*Exercise*
Using the entries that follow, state how many lines contain the word "газоснабжения". The response is that number and nothing more.

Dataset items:
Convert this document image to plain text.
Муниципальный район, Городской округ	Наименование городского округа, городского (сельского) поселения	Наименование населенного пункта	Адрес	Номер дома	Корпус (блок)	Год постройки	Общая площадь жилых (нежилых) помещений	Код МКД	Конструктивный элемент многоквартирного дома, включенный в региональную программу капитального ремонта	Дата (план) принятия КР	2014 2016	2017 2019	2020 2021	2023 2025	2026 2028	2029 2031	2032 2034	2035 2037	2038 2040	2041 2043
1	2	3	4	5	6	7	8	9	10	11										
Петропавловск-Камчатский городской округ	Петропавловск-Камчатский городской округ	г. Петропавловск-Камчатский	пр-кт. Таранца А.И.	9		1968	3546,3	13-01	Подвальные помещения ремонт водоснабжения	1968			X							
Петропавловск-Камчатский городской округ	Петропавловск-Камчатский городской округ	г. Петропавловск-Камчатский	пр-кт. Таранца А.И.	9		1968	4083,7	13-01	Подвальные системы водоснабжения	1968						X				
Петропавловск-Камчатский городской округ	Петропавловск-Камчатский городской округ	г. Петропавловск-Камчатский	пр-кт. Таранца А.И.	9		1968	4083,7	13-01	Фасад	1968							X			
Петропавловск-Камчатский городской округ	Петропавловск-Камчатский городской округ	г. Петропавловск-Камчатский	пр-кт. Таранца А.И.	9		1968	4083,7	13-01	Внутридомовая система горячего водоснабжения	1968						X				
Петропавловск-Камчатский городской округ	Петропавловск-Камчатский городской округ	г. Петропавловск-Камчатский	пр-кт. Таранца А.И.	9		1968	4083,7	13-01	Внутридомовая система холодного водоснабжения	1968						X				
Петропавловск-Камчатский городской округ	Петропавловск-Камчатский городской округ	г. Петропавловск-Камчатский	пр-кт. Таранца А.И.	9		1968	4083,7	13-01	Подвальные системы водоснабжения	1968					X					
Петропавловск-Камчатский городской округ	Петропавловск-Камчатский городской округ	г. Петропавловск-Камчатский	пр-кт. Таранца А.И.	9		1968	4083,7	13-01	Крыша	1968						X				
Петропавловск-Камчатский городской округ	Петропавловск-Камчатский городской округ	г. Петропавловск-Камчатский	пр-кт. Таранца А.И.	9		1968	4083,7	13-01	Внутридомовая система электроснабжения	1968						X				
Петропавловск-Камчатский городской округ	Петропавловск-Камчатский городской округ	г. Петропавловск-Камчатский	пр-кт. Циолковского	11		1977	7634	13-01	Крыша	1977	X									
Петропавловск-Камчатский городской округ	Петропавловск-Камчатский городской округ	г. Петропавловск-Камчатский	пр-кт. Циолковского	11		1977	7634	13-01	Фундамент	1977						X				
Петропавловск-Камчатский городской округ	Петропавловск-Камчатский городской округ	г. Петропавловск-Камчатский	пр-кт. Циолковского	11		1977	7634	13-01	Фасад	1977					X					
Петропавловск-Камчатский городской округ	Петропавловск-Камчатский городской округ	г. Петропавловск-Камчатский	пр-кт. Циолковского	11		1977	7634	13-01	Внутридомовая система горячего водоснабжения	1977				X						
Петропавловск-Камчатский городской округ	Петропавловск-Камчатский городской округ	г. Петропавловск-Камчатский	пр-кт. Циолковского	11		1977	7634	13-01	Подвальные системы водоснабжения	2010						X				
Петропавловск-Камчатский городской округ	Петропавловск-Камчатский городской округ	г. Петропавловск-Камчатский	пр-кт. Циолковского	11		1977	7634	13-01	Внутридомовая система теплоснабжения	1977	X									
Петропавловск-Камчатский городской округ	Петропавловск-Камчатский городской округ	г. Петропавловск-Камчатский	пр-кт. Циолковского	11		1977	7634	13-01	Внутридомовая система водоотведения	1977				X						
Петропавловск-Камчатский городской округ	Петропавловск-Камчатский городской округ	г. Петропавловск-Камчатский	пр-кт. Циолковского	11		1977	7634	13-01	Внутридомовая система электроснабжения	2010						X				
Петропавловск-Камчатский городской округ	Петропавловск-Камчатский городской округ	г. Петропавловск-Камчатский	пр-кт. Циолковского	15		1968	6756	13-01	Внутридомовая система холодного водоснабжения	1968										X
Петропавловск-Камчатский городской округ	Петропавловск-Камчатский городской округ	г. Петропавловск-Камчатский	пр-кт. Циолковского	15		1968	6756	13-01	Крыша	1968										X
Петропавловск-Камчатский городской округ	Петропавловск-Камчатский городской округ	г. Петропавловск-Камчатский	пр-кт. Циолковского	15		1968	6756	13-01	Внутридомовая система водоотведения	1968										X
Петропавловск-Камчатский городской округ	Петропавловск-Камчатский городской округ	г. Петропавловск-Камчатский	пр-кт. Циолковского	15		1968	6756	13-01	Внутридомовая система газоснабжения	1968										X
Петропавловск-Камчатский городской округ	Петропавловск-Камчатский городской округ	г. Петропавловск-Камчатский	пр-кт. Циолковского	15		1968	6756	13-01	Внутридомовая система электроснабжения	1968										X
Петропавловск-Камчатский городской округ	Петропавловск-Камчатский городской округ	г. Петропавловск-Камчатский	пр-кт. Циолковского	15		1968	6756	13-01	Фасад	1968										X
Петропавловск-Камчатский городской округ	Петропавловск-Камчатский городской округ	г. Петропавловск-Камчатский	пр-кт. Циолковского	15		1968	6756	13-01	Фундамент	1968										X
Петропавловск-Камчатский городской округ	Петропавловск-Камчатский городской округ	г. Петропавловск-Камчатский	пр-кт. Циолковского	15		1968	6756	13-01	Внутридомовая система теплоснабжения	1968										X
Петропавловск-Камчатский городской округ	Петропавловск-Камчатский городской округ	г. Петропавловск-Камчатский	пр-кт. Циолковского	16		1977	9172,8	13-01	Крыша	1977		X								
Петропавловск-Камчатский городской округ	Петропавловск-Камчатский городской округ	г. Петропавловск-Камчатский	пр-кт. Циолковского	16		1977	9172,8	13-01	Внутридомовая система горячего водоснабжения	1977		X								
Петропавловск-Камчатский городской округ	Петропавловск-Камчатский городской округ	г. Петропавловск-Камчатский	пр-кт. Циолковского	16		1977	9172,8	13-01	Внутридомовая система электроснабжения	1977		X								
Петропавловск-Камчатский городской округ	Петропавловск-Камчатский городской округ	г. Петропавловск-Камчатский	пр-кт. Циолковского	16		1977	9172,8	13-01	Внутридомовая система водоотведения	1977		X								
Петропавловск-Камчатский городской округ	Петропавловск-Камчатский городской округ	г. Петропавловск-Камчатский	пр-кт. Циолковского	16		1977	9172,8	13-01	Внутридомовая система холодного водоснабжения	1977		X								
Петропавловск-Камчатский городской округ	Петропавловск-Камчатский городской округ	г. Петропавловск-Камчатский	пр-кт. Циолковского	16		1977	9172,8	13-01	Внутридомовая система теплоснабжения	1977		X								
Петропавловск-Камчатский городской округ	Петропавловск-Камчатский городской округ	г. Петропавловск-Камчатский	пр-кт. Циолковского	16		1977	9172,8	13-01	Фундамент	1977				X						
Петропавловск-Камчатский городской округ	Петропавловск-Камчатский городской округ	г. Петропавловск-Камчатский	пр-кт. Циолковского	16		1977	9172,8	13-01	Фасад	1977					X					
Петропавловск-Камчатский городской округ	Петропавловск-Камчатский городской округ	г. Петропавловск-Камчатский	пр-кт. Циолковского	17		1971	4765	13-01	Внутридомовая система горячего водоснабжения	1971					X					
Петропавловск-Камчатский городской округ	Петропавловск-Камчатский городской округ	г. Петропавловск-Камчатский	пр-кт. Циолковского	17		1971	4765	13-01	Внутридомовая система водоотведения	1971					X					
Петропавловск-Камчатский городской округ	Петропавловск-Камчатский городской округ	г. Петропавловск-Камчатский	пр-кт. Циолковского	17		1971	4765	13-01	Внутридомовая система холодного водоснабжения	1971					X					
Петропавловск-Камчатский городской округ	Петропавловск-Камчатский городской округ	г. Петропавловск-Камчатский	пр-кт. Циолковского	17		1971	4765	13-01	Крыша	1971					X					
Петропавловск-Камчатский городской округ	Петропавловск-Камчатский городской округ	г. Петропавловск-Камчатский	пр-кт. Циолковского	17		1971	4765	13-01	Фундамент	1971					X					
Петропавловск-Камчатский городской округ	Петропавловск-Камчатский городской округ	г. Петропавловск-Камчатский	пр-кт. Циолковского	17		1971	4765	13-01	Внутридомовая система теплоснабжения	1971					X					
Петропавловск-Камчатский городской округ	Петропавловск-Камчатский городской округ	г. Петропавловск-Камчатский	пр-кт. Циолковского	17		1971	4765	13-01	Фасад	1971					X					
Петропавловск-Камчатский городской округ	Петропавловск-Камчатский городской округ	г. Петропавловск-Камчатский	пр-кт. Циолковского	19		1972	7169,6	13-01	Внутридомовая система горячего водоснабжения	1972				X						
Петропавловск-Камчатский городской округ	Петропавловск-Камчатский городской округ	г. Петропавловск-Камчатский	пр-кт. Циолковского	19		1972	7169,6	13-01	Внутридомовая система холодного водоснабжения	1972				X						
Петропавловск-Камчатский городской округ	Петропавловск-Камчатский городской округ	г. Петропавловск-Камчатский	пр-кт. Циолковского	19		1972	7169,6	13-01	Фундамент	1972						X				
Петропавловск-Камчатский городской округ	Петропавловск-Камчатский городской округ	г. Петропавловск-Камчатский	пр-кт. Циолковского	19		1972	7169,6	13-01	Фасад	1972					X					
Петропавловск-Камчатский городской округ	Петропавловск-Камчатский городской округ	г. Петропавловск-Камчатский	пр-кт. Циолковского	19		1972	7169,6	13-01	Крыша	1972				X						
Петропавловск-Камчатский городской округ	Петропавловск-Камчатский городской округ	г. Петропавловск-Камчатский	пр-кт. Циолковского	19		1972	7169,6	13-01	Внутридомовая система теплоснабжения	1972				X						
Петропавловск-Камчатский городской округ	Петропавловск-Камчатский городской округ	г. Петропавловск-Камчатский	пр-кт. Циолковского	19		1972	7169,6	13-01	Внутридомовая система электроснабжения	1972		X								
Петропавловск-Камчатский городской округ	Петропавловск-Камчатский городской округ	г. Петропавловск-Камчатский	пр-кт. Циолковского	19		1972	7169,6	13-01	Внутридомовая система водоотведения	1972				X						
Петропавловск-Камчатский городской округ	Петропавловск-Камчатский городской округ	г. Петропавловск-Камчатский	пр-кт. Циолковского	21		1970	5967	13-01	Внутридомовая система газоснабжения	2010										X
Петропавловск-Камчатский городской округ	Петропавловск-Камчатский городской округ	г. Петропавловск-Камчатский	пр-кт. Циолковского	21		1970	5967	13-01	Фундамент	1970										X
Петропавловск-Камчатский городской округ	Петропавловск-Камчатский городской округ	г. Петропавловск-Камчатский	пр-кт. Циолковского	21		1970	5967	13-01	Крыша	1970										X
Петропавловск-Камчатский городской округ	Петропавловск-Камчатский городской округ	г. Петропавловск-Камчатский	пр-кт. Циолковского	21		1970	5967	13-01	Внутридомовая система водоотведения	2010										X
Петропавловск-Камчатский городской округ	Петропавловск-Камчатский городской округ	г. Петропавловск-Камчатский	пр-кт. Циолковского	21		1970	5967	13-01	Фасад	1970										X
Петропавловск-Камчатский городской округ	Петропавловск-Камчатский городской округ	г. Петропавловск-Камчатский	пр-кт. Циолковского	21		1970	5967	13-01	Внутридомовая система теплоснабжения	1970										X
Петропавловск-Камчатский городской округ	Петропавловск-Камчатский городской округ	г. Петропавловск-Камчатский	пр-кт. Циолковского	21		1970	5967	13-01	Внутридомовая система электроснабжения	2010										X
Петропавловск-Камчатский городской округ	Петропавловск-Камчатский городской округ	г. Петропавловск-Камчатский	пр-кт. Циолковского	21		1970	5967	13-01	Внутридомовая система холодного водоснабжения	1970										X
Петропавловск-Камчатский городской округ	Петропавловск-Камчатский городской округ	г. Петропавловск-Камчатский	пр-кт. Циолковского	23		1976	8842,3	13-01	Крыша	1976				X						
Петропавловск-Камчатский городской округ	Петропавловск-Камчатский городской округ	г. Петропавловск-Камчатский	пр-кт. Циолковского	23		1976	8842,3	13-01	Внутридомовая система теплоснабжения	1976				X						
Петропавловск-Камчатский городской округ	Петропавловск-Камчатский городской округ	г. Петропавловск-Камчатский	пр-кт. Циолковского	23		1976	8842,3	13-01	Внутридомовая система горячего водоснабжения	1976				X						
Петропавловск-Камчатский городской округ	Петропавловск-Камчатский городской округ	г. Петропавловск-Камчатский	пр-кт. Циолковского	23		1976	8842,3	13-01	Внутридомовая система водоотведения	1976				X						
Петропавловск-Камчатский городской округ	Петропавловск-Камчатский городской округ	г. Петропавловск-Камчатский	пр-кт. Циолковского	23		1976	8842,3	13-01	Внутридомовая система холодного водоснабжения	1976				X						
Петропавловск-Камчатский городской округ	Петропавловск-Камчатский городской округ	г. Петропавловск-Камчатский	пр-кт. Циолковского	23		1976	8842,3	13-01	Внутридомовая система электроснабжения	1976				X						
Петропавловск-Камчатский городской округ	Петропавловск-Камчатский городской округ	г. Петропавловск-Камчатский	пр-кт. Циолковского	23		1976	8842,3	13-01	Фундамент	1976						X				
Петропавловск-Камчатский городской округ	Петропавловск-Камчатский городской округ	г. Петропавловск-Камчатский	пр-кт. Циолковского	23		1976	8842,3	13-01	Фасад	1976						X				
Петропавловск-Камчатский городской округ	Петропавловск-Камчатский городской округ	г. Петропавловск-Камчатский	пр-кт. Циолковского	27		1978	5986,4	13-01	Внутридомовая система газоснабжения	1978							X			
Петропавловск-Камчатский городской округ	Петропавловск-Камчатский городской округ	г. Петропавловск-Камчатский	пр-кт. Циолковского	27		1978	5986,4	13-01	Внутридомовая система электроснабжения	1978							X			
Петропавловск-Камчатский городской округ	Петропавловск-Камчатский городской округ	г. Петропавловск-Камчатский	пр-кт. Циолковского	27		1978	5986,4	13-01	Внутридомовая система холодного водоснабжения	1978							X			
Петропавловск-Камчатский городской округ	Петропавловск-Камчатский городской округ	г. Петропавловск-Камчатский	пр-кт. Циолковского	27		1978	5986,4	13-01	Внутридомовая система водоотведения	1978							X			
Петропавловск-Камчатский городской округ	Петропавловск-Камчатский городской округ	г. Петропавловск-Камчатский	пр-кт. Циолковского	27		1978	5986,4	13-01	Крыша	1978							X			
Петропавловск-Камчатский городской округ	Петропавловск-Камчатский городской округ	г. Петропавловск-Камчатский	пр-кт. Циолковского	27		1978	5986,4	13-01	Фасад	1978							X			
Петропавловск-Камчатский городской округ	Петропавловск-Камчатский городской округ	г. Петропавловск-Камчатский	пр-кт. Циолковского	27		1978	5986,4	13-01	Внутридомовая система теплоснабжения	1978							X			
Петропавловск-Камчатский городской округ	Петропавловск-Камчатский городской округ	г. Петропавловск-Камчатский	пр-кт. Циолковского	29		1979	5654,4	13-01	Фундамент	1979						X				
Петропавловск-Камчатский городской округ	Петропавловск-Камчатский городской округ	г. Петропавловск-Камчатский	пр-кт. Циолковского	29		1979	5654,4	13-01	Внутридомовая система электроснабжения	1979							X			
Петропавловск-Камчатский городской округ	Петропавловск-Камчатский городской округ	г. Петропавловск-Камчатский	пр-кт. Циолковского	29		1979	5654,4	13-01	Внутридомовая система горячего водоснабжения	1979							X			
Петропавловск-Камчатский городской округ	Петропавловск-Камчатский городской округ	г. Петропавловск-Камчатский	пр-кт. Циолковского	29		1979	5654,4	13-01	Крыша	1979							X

*Exercise answer*
3